▶ **PROBLEM**: Copy, from the entries below, each line where the word "составляет" can be found.

-.-.-

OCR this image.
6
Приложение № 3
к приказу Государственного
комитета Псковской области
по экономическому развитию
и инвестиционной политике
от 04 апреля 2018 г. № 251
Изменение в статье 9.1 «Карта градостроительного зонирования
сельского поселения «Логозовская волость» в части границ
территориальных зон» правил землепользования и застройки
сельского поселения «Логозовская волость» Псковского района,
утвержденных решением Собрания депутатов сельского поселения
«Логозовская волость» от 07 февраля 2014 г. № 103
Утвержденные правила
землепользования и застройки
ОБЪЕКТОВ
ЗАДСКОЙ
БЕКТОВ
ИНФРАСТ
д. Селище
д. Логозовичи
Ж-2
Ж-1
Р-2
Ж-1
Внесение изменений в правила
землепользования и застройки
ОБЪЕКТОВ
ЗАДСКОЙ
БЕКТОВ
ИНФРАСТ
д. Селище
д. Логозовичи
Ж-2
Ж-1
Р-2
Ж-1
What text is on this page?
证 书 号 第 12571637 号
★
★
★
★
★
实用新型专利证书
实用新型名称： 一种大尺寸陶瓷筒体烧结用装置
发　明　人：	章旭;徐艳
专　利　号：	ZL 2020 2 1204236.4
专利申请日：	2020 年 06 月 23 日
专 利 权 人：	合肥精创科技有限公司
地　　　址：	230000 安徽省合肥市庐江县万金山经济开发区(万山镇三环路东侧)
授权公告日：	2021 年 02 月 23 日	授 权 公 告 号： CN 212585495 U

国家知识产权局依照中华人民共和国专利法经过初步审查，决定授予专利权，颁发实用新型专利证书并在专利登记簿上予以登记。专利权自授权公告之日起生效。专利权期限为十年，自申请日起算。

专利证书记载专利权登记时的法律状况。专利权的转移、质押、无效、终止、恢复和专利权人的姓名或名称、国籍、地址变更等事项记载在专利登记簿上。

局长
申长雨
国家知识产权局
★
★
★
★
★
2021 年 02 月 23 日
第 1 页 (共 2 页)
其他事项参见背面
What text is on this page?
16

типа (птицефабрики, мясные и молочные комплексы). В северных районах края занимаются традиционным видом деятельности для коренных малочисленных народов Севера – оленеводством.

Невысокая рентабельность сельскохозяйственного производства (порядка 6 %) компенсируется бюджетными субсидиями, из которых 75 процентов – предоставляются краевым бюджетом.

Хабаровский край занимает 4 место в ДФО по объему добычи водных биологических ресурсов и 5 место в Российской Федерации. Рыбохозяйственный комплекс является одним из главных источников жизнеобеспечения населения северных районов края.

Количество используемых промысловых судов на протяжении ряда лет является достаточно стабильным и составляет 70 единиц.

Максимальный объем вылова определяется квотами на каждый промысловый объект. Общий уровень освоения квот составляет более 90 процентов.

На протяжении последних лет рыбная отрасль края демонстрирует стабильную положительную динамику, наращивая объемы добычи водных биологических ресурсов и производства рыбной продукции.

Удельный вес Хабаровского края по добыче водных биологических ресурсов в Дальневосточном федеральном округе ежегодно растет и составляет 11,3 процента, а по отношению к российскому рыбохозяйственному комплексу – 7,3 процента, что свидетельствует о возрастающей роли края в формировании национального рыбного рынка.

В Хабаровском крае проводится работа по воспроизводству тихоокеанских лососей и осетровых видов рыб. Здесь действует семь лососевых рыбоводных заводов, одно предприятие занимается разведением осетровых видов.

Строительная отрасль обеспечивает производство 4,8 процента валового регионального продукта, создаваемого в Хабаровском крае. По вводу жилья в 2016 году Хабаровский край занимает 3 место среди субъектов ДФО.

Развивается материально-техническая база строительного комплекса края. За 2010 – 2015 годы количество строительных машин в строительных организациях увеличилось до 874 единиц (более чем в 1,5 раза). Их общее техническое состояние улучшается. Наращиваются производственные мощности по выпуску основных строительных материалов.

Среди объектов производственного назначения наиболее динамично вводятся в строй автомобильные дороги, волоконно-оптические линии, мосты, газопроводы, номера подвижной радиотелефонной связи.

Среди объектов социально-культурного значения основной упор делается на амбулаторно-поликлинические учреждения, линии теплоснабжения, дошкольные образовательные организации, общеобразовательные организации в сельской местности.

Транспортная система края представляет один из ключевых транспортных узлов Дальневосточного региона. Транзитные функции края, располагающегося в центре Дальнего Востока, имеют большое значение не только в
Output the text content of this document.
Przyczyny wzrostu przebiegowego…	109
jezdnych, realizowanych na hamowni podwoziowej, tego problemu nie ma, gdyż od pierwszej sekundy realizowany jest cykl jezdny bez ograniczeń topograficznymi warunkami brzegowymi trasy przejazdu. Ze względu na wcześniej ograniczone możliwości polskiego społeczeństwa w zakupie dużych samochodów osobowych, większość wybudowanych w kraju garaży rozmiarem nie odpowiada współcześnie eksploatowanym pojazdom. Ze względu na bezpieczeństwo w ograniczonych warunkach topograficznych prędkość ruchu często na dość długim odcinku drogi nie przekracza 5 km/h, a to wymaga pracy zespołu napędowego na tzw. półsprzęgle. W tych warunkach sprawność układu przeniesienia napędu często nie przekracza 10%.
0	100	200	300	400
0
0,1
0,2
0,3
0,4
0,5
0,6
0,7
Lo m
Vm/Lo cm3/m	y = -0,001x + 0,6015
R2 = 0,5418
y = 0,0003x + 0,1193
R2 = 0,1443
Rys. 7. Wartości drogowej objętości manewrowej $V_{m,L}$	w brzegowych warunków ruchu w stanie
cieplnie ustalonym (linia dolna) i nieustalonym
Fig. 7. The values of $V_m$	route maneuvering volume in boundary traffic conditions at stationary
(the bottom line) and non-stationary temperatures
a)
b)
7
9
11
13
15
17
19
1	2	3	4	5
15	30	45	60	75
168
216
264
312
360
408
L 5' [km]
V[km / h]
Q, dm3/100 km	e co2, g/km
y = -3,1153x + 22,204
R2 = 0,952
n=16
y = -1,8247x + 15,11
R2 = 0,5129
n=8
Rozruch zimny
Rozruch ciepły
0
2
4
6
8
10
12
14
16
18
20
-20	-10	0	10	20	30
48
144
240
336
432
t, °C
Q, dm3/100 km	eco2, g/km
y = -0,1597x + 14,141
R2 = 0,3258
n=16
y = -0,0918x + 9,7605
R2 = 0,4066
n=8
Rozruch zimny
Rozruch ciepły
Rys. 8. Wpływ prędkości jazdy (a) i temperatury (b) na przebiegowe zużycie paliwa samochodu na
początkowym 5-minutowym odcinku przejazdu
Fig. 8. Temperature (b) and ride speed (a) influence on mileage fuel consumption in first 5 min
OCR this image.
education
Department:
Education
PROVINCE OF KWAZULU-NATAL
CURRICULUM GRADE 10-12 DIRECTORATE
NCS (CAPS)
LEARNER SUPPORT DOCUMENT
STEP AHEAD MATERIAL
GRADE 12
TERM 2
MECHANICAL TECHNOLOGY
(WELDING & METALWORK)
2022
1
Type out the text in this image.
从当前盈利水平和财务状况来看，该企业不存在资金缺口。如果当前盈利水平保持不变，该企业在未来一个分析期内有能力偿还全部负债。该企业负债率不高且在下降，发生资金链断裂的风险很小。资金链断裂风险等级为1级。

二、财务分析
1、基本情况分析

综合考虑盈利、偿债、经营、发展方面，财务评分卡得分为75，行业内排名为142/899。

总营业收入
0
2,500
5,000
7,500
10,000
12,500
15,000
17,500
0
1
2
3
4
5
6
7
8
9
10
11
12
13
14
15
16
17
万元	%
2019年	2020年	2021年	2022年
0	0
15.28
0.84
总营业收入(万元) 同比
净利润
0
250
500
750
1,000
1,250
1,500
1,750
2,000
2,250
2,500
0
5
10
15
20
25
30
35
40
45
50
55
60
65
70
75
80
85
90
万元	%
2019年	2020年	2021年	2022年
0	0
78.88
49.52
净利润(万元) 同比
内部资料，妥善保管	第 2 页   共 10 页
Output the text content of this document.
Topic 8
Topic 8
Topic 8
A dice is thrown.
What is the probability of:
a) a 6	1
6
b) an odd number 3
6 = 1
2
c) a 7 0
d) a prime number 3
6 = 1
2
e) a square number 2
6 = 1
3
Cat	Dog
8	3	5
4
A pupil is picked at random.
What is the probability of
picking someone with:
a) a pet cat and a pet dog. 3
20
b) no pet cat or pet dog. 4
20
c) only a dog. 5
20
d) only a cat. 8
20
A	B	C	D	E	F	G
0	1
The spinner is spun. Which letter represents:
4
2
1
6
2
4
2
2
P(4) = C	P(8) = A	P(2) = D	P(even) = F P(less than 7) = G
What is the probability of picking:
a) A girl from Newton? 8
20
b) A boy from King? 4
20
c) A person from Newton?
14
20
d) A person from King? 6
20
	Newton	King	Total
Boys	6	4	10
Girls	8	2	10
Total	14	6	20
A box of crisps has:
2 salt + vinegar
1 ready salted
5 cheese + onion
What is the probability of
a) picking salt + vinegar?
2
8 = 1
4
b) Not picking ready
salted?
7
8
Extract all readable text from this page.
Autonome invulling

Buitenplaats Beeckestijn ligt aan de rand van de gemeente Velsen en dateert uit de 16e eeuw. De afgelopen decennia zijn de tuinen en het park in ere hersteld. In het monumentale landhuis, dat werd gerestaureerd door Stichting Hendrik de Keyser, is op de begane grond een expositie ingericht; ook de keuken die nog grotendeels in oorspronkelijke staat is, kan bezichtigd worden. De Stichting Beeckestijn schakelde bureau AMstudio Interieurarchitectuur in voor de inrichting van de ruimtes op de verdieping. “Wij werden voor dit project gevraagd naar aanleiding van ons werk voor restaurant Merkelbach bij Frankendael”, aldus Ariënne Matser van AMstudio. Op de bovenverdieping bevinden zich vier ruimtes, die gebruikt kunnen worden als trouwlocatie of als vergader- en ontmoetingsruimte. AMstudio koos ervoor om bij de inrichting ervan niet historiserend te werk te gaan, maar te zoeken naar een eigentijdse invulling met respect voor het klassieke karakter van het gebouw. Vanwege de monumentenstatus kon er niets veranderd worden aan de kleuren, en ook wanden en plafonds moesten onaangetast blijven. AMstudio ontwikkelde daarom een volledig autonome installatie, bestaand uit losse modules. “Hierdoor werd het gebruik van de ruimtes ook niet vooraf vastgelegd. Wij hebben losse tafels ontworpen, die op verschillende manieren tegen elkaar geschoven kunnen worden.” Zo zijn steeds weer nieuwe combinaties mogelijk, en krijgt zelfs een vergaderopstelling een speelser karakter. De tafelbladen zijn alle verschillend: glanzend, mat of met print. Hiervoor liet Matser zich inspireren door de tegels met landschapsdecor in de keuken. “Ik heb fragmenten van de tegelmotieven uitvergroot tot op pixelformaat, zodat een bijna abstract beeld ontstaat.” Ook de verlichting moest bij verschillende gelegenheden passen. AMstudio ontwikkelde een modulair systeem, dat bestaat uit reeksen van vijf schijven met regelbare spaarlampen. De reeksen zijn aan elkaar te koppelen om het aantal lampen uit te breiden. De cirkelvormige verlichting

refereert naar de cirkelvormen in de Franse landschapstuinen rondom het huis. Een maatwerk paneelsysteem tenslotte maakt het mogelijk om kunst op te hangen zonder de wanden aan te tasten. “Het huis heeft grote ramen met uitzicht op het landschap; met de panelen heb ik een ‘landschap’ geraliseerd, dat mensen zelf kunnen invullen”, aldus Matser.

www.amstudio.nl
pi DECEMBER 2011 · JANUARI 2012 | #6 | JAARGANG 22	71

-.-.-

▶ **EXERCISE SOLUTION**:
Количество используемых промысловых судов на протяжении ряда лет является достаточно стабильным и составляет 70 единиц.
Максимальный объем вылова определяется квотами на каждый промысловый объект. Общий уровень освоения квот составляет более 90 процентов.
Удельный вес Хабаровского края по добыче водных биологических ресурсов в Дальневосточном федеральном округе ежегодно растет и составляет 11,3 процента, а по отношению к российскому рыбохозяйственному комплексу – 7,3 процента, что свидетельствует о возрастающей роли края в формировании национального рыбного рынка.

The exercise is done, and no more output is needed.